## Written instruction
Drop the images; return everything else in the listing below exactly.

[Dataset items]
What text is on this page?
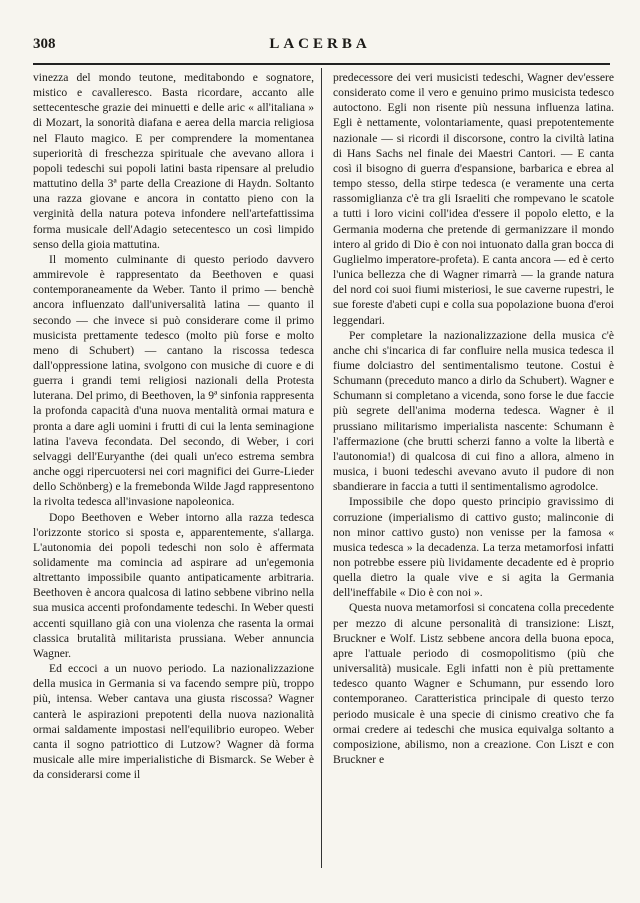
308	LACERBA

vinezza del mondo teutone, meditabondo e sognatore, mistico e cavalleresco. Basta ricordare, accanto alle settecentesche grazie dei minuetti e delle aric « all'italiana » di Mozart, la sonorità diafana e aerea della marcia religiosa nel Flauto magico. E per comprendere la momentanea superiorità di freschezza spirituale che avevano allora i popoli tedeschi sui popoli latini basta ripensare al preludio mattutino della 3ª parte della Creazione di Haydn. Soltanto una razza giovane e ancora in contatto pieno con la verginità della natura poteva infondere nell'artefattissima forma musicale dell'Adagio setecentesco un così limpido senso della gioia mattutina.

Il momento culminante di questo periodo davvero ammirevole è rappresentato da Beethoven e quasi contemporaneamente da Weber. Tanto il primo — benchè ancora influenzato dall'universalità latina — quanto il secondo — che invece si può considerare come il primo musicista prettamente tedesco (molto più forse e molto meno di Schubert) — cantano la riscossa tedesca dall'oppressione latina, svolgono con musiche di cuore e di guerra i grandi temi religiosi nazionali della Protesta luterana. Del primo, di Beethoven, la 9ª sinfonia rappresenta la profonda capacità d'una nuova mentalità ormai matura e pronta a dare agli uomini i frutti di cui la lenta seminagione latina l'aveva fecondata. Del secondo, di Weber, i cori selvaggi dell'Euryanthe (dei quali un'eco estrema sembra anche oggi ripercuotersi nei cori magnifici dei Gurre-Lieder dello Schönberg) e la fremebonda Wilde Jagd rappresentono la rivolta tedesca all'invasione napoleonica.

Dopo Beethoven e Weber intorno alla razza tedesca l'orizzonte storico si sposta e, apparentemente, s'allarga. L'autonomia dei popoli tedeschi non solo è affermata solidamente ma comincia ad aspirare ad un'egemonia altrettanto impossibile quanto antipaticamente arbitraria. Beethoven è ancora qualcosa di latino sebbene vibrino nella sua musica accenti profondamente tedeschi. In Weber questi accenti squillano già con una violenza che rasenta la ormai classica brutalità militarista prussiana. Weber annuncia Wagner.

Ed eccoci a un nuovo periodo. La nazionalizzazione della musica in Germania si va facendo sempre più, troppo più, intensa. Weber cantava una giusta riscossa? Wagner canterà le aspirazioni prepotenti della nuova nazionalità ormai saldamente impostasi nell'equilibrio europeo. Weber canta il sogno patriottico di Lutzow? Wagner dà forma musicale alle mire imperialistiche di Bismarck. Se Weber è da considerarsi come il

predecessore dei veri musicisti tedeschi, Wagner dev'essere considerato come il vero e genuino primo musicista tedesco autoctono. Egli non risente più nessuna influenza latina. Egli è nettamente, volontariamente, quasi prepotentemente nazionale — si ricordi il discorsone, contro la civiltà latina di Hans Sachs nel finale dei Maestri Cantori. — E canta così il bisogno di guerra d'espansione, barbarica e ebrea al tempo stesso, della stirpe tedesca (e veramente una certa rassomiglianza c'è tra gli Israeliti che rompevano le scatole a tutti i loro vicini coll'idea d'essere il popolo eletto, e la Germania moderna che pretende di germanizzare il mondo intero al grido di Dio è con noi intuonato dalla gran bocca di Guglielmo imperatore-profeta). E canta ancora — ed è certo l'unica bellezza che di Wagner rimarrà — la grande natura del nord coi suoi fiumi misteriosi, le sue caverne rupestri, le sue foreste d'abeti cupi e colla sua popolazione buona d'eroi leggendari.

Per completare la nazionalizzazione della musica c'è anche chi s'incarica di far confluire nella musica tedesca il fiume dolciastro del sentimentalismo teutone. Costui è Schumann (preceduto manco a dirlo da Schubert). Wagner e Schumann si completano a vicenda, sono forse le due faccie più segrete dell'anima moderna tedesca. Wagner è il prussiano militarismo imperialista nascente: Schumann è l'affermazione (che brutti scherzi fanno a volte la libertà e l'autonomia!) di qualcosa di cui fino a allora, almeno in musica, i buoni tedeschi avevano avuto il pudore di non sbandierare in faccia a tutti il sentimentalismo agrodolce.

Impossibile che dopo questo principio gravissimo di corruzione (imperialismo di cattivo gusto; malinconie di non minor cattivo gusto) non venisse per la famosa « musica tedesca » la decadenza. La terza metamorfosi infatti non potrebbe essere più lividamente decadente ed è proprio quella dietro la quale vive e si agita la Germania dell'ineffabile « Dio è con noi ».

Questa nuova metamorfosi si concatena colla precedente per mezzo di alcune personalità di transizione: Liszt, Bruckner e Wolf. Listz sebbene ancora della buona epoca, apre l'attuale periodo di cosmopolitismo (più che universalità) musicale. Egli infatti non è più prettamente tedesco quanto Wagner e Schumann, pur essendo loro contemporaneo. Caratteristica principale di questo terzo periodo musicale è una specie di cinismo creativo che fa ormai credere ai tedeschi che musica equivalga soltanto a composizione, abilismo, non a creazione. Con Liszt e con Bruckner e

## Answer to the task
What text is on this page?
308	LACERBA

vinezza del mondo teutone, meditabondo e sognatore, mistico e cavalleresco. Basta ricordare, accanto alle settecentesche grazie dei minuetti e delle aric « all'italiana » di Mozart, la sonorità diafana e aerea della marcia religiosa nel Flauto magico. E per comprendere la momentanea superiorità di freschezza spirituale che avevano allora i popoli tedeschi sui popoli latini basta ripensare al preludio mattutino della 3ª parte della Creazione di Haydn. Soltanto una razza giovane e ancora in contatto pieno con la verginità della natura poteva infondere nell'artefattissima forma musicale dell'Adagio setecentesco un così limpido senso della gioia mattutina.

Il momento culminante di questo periodo davvero ammirevole è rappresentato da Beethoven e quasi contemporaneamente da Weber. Tanto il primo — benchè ancora influenzato dall'universalità latina — quanto il secondo — che invece si può considerare come il primo musicista prettamente tedesco (molto più forse e molto meno di Schubert) — cantano la riscossa tedesca dall'oppressione latina, svolgono con musiche di cuore e di guerra i grandi temi religiosi nazionali della Protesta luterana. Del primo, di Beethoven, la 9ª sinfonia rappresenta la profonda capacità d'una nuova mentalità ormai matura e pronta a dare agli uomini i frutti di cui la lenta seminagione latina l'aveva fecondata. Del secondo, di Weber, i cori selvaggi dell'Euryanthe (dei quali un'eco estrema sembra anche oggi ripercuotersi nei cori magnifici dei Gurre-Lieder dello Schönberg) e la fremebonda Wilde Jagd rappresentono la rivolta tedesca all'invasione napoleonica.

Dopo Beethoven e Weber intorno alla razza tedesca l'orizzonte storico si sposta e, apparentemente, s'allarga. L'autonomia dei popoli tedeschi non solo è affermata solidamente ma comincia ad aspirare ad un'egemonia altrettanto impossibile quanto antipaticamente arbitraria. Beethoven è ancora qualcosa di latino sebbene vibrino nella sua musica accenti profondamente tedeschi. In Weber questi accenti squillano già con una violenza che rasenta la ormai classica brutalità militarista prussiana. Weber annuncia Wagner.

Ed eccoci a un nuovo periodo. La nazionalizzazione della musica in Germania si va facendo sempre più, troppo più, intensa. Weber cantava una giusta riscossa? Wagner canterà le aspirazioni prepotenti della nuova nazionalità ormai saldamente impostasi nell'equilibrio europeo. Weber canta il sogno patriottico di Lutzow? Wagner dà forma musicale alle mire imperialistiche di Bismarck. Se Weber è da considerarsi come il

predecessore dei veri musicisti tedeschi, Wagner dev'essere considerato come il vero e genuino primo musicista tedesco autoctono. Egli non risente più nessuna influenza latina. Egli è nettamente, volontariamente, quasi prepotentemente nazionale — si ricordi il discorsone, contro la civiltà latina di Hans Sachs nel finale dei Maestri Cantori. — E canta così il bisogno di guerra d'espansione, barbarica e ebrea al tempo stesso, della stirpe tedesca (e veramente una certa rassomiglianza c'è tra gli Israeliti che rompevano le scatole a tutti i loro vicini coll'idea d'essere il popolo eletto, e la Germania moderna che pretende di germanizzare il mondo intero al grido di Dio è con noi intuonato dalla gran bocca di Guglielmo imperatore-profeta). E canta ancora — ed è certo l'unica bellezza che di Wagner rimarrà — la grande natura del nord coi suoi fiumi misteriosi, le sue caverne rupestri, le sue foreste d'abeti cupi e colla sua popolazione buona d'eroi leggendari.

Per completare la nazionalizzazione della musica c'è anche chi s'incarica di far confluire nella musica tedesca il fiume dolciastro del sentimentalismo teutone. Costui è Schumann (preceduto manco a dirlo da Schubert). Wagner e Schumann si completano a vicenda, sono forse le due faccie più segrete dell'anima moderna tedesca. Wagner è il prussiano militarismo imperialista nascente: Schumann è l'affermazione (che brutti scherzi fanno a volte la libertà e l'autonomia!) di qualcosa di cui fino a allora, almeno in musica, i buoni tedeschi avevano avuto il pudore di non sbandierare in faccia a tutti il sentimentalismo agrodolce.

Impossibile che dopo questo principio gravissimo di corruzione (imperialismo di cattivo gusto; malinconie di non minor cattivo gusto) non venisse per la famosa « musica tedesca » la decadenza. La terza metamorfosi infatti non potrebbe essere più lividamente decadente ed è proprio quella dietro la quale vive e si agita la Germania dell'ineffabile « Dio è con noi ».

Questa nuova metamorfosi si concatena colla precedente per mezzo di alcune personalità di transizione: Liszt, Bruckner e Wolf. Listz sebbene ancora della buona epoca, apre l'attuale periodo di cosmopolitismo (più che universalità) musicale. Egli infatti non è più prettamente tedesco quanto Wagner e Schumann, pur essendo loro contemporaneo. Caratteristica principale di questo terzo periodo musicale è una specie di cinismo creativo che fa ormai credere ai tedeschi che musica equivalga soltanto a composizione, abilismo, non a creazione. Con Liszt e con Bruckner e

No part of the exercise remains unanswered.